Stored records
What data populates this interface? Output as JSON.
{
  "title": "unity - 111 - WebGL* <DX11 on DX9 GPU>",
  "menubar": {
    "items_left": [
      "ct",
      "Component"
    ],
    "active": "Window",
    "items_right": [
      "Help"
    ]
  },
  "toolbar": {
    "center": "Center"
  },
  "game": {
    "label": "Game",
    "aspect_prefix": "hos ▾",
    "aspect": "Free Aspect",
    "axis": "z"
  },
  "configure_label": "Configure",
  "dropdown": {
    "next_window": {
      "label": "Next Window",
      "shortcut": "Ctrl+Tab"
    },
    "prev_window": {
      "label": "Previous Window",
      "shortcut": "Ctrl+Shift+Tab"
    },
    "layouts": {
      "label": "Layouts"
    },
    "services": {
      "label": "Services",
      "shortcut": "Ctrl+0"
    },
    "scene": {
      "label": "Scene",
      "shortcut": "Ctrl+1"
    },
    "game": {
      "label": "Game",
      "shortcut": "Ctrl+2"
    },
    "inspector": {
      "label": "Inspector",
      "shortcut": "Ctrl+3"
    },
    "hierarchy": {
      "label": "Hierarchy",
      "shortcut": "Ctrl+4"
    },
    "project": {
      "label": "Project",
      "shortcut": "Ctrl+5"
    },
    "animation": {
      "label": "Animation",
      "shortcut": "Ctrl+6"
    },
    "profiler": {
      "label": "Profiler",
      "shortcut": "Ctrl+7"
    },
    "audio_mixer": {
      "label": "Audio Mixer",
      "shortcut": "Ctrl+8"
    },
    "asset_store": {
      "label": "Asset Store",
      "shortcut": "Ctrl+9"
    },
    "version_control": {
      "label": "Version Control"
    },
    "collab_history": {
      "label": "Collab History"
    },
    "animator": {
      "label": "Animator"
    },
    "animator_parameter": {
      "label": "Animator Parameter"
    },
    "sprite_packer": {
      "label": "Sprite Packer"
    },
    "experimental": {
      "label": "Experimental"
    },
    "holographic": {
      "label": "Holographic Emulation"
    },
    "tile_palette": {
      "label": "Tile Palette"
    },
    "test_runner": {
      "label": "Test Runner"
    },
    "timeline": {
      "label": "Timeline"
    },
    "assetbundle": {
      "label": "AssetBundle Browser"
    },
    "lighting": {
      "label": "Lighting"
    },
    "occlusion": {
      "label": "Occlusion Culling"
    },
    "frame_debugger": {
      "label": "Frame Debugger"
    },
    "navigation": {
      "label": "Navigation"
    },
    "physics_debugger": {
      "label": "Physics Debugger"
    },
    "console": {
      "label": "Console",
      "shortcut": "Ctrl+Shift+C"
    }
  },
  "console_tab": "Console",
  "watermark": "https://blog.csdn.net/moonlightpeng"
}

**WHAT YOU SHOULD DO**: Please repeat all the records above exactly as they appear.

**COMPLETE RESPONSE**:
What data populates this interface? Output as JSON.
{
  "title": "unity - 111 - WebGL* <DX11 on DX9 GPU>",
  "menubar": {
    "items_left": [
      "ct",
      "Component"
    ],
    "active": "Window",
    "items_right": [
      "Help"
    ]
  },
  "toolbar": {
    "center": "Center"
  },
  "game": {
    "label": "Game",
    "aspect_prefix": "hos ▾",
    "aspect": "Free Aspect",
    "axis": "z"
  },
  "configure_label": "Configure",
  "dropdown": {
    "next_window": {
      "label": "Next Window",
      "shortcut": "Ctrl+Tab"
    },
    "prev_window": {
      "label": "Previous Window",
      "shortcut": "Ctrl+Shift+Tab"
    },
    "layouts": {
      "label": "Layouts"
    },
    "services": {
      "label": "Services",
      "shortcut": "Ctrl+0"
    },
    "scene": {
      "label": "Scene",
      "shortcut": "Ctrl+1"
    },
    "game": {
      "label": "Game",
      "shortcut": "Ctrl+2"
    },
    "inspector": {
      "label": "Inspector",
      "shortcut": "Ctrl+3"
    },
    "hierarchy": {
      "label": "Hierarchy",
      "shortcut": "Ctrl+4"
    },
    "project": {
      "label": "Project",
      "shortcut": "Ctrl+5"
    },
    "animation": {
      "label": "Animation",
      "shortcut": "Ctrl+6"
    },
    "profiler": {
      "label": "Profiler",
      "shortcut": "Ctrl+7"
    },
    "audio_mixer": {
      "label": "Audio Mixer",
      "shortcut": "Ctrl+8"
    },
    "asset_store": {
      "label": "Asset Store",
      "shortcut": "Ctrl+9"
    },
    "version_control": {
      "label": "Version Control"
    },
    "collab_history": {
      "label": "Collab History"
    },
    "animator": {
      "label": "Animator"
    },
    "animator_parameter": {
      "label": "Animator Parameter"
    },
    "sprite_packer": {
      "label": "Sprite Packer"
    },
    "experimental": {
      "label": "Experimental"
    },
    "holographic": {
      "label": "Holographic Emulation"
    },
    "tile_palette": {
      "label": "Tile Palette"
    },
    "test_runner": {
      "label": "Test Runner"
    },
    "timeline": {
      "label": "Timeline"
    },
    "assetbundle": {
      "label": "AssetBundle Browser"
    },
    "lighting": {
      "label": "Lighting"
    },
    "occlusion": {
      "label": "Occlusion Culling"
    },
    "frame_debugger": {
      "label": "Frame Debugger"
    },
    "navigation": {
      "label": "Navigation"
    },
    "physics_debugger": {
      "label": "Physics Debugger"
    },
    "console": {
      "label": "Console",
      "shortcut": "Ctrl+Shift+C"
    }
  },
  "console_tab": "Console",
  "watermark": "https://blog.csdn.net/moonlightpeng"
}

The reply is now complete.